Materials provided:
--------------------------------

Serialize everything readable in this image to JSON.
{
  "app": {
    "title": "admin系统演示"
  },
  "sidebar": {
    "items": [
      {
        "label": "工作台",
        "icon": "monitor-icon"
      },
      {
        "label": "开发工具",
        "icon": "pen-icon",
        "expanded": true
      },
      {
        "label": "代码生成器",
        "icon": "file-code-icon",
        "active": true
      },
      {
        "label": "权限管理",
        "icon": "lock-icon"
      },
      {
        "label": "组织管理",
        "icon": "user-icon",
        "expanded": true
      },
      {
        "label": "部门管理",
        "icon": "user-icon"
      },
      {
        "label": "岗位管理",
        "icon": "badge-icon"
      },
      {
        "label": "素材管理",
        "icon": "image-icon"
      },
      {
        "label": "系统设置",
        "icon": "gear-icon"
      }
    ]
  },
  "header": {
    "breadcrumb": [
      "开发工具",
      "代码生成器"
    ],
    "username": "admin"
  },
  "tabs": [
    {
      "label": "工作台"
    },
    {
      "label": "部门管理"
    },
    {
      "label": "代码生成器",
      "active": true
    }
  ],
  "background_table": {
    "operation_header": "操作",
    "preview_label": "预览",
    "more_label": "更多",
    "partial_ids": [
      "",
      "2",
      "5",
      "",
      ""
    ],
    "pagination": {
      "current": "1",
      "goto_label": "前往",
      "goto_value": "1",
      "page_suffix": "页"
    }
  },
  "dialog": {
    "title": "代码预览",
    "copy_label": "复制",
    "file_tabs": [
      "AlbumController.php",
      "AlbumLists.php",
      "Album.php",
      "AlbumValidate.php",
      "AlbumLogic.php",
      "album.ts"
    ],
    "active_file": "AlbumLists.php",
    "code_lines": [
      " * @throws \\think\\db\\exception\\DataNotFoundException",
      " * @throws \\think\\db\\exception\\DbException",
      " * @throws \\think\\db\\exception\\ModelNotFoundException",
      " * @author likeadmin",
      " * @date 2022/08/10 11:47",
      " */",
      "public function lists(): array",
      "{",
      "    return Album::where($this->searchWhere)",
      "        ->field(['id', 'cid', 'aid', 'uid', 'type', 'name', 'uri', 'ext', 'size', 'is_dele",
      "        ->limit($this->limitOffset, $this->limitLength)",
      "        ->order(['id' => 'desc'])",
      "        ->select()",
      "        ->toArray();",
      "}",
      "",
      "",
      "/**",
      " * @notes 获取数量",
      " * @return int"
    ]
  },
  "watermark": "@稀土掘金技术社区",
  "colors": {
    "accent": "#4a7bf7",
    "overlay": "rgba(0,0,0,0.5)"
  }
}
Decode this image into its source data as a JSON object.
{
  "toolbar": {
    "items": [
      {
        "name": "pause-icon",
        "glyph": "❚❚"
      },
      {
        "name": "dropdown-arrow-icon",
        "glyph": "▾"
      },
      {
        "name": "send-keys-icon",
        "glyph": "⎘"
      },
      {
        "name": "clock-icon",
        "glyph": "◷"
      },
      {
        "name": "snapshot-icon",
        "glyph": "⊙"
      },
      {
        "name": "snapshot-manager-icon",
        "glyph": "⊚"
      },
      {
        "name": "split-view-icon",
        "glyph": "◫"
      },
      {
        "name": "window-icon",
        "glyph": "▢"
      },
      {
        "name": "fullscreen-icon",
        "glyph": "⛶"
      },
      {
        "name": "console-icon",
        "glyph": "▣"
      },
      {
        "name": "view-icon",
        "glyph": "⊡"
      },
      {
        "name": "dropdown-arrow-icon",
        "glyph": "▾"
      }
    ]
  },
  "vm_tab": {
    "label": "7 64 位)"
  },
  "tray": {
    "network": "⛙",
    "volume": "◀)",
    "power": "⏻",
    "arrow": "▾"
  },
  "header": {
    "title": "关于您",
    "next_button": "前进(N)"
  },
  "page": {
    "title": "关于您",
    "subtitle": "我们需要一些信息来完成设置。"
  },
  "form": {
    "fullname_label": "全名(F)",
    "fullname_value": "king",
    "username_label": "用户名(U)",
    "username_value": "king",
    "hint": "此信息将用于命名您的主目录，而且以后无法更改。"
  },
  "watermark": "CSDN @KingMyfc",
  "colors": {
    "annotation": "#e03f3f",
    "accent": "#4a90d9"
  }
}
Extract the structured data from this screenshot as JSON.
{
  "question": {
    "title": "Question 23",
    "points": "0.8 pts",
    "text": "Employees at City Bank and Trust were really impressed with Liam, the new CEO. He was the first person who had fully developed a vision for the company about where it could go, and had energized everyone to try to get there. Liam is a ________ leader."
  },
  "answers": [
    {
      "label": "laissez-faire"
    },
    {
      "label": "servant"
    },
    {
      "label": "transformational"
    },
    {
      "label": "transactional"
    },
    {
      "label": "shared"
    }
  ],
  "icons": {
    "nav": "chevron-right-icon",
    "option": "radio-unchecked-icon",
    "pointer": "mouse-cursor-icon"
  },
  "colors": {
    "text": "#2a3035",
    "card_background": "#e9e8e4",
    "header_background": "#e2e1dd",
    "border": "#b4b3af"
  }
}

--------------------------------

Your instructions: Extract the listing in its entirety, matching it exactly.

Solution:
Serialize everything readable in this image to JSON.
{
  "app": {
    "title": "admin系统演示"
  },
  "sidebar": {
    "items": [
      {
        "label": "工作台",
        "icon": "monitor-icon"
      },
      {
        "label": "开发工具",
        "icon": "pen-icon",
        "expanded": true
      },
      {
        "label": "代码生成器",
        "icon": "file-code-icon",
        "active": true
      },
      {
        "label": "权限管理",
        "icon": "lock-icon"
      },
      {
        "label": "组织管理",
        "icon": "user-icon",
        "expanded": true
      },
      {
        "label": "部门管理",
        "icon": "user-icon"
      },
      {
        "label": "岗位管理",
        "icon": "badge-icon"
      },
      {
        "label": "素材管理",
        "icon": "image-icon"
      },
      {
        "label": "系统设置",
        "icon": "gear-icon"
      }
    ]
  },
  "header": {
    "breadcrumb": [
      "开发工具",
      "代码生成器"
    ],
    "username": "admin"
  },
  "tabs": [
    {
      "label": "工作台"
    },
    {
      "label": "部门管理"
    },
    {
      "label": "代码生成器",
      "active": true
    }
  ],
  "background_table": {
    "operation_header": "操作",
    "preview_label": "预览",
    "more_label": "更多",
    "partial_ids": [
      "",
      "2",
      "5",
      "",
      ""
    ],
    "pagination": {
      "current": "1",
      "goto_label": "前往",
      "goto_value": "1",
      "page_suffix": "页"
    }
  },
  "dialog": {
    "title": "代码预览",
    "copy_label": "复制",
    "file_tabs": [
      "AlbumController.php",
      "AlbumLists.php",
      "Album.php",
      "AlbumValidate.php",
      "AlbumLogic.php",
      "album.ts"
    ],
    "active_file": "AlbumLists.php",
    "code_lines": [
      " * @throws \\think\\db\\exception\\DataNotFoundException",
      " * @throws \\think\\db\\exception\\DbException",
      " * @throws \\think\\db\\exception\\ModelNotFoundException",
      " * @author likeadmin",
      " * @date 2022/08/10 11:47",
      " */",
      "public function lists(): array",
      "{",
      "    return Album::where($this->searchWhere)",
      "        ->field(['id', 'cid', 'aid', 'uid', 'type', 'name', 'uri', 'ext', 'size', 'is_dele",
      "        ->limit($this->limitOffset, $this->limitLength)",
      "        ->order(['id' => 'desc'])",
      "        ->select()",
      "        ->toArray();",
      "}",
      "",
      "",
      "/**",
      " * @notes 获取数量",
      " * @return int"
    ]
  },
  "watermark": "@稀土掘金技术社区",
  "colors": {
    "accent": "#4a7bf7",
    "overlay": "rgba(0,0,0,0.5)"
  }
}
Decode this image into its source data as a JSON object.
{
  "toolbar": {
    "items": [
      {
        "name": "pause-icon",
        "glyph": "❚❚"
      },
      {
        "name": "dropdown-arrow-icon",
        "glyph": "▾"
      },
      {
        "name": "send-keys-icon",
        "glyph": "⎘"
      },
      {
        "name": "clock-icon",
        "glyph": "◷"
      },
      {
        "name": "snapshot-icon",
        "glyph": "⊙"
      },
      {
        "name": "snapshot-manager-icon",
        "glyph": "⊚"
      },
      {
        "name": "split-view-icon",
        "glyph": "◫"
      },
      {
        "name": "window-icon",
        "glyph": "▢"
      },
      {
        "name": "fullscreen-icon",
        "glyph": "⛶"
      },
      {
        "name": "console-icon",
        "glyph": "▣"
      },
      {
        "name": "view-icon",
        "glyph": "⊡"
      },
      {
        "name": "dropdown-arrow-icon",
        "glyph": "▾"
      }
    ]
  },
  "vm_tab": {
    "label": "7 64 位)"
  },
  "tray": {
    "network": "⛙",
    "volume": "◀)",
    "power": "⏻",
    "arrow": "▾"
  },
  "header": {
    "title": "关于您",
    "next_button": "前进(N)"
  },
  "page": {
    "title": "关于您",
    "subtitle": "我们需要一些信息来完成设置。"
  },
  "form": {
    "fullname_label": "全名(F)",
    "fullname_value": "king",
    "username_label": "用户名(U)",
    "username_value": "king",
    "hint": "此信息将用于命名您的主目录，而且以后无法更改。"
  },
  "watermark": "CSDN @KingMyfc",
  "colors": {
    "annotation": "#e03f3f",
    "accent": "#4a90d9"
  }
}
Extract the structured data from this screenshot as JSON.
{
  "question": {
    "title": "Question 23",
    "points": "0.8 pts",
    "text": "Employees at City Bank and Trust were really impressed with Liam, the new CEO. He was the first person who had fully developed a vision for the company about where it could go, and had energized everyone to try to get there. Liam is a ________ leader."
  },
  "answers": [
    {
      "label": "laissez-faire"
    },
    {
      "label": "servant"
    },
    {
      "label": "transformational"
    },
    {
      "label": "transactional"
    },
    {
      "label": "shared"
    }
  ],
  "icons": {
    "nav": "chevron-right-icon",
    "option": "radio-unchecked-icon",
    "pointer": "mouse-cursor-icon"
  },
  "colors": {
    "text": "#2a3035",
    "card_background": "#e9e8e4",
    "header_background": "#e2e1dd",
    "border": "#b4b3af"
  }
}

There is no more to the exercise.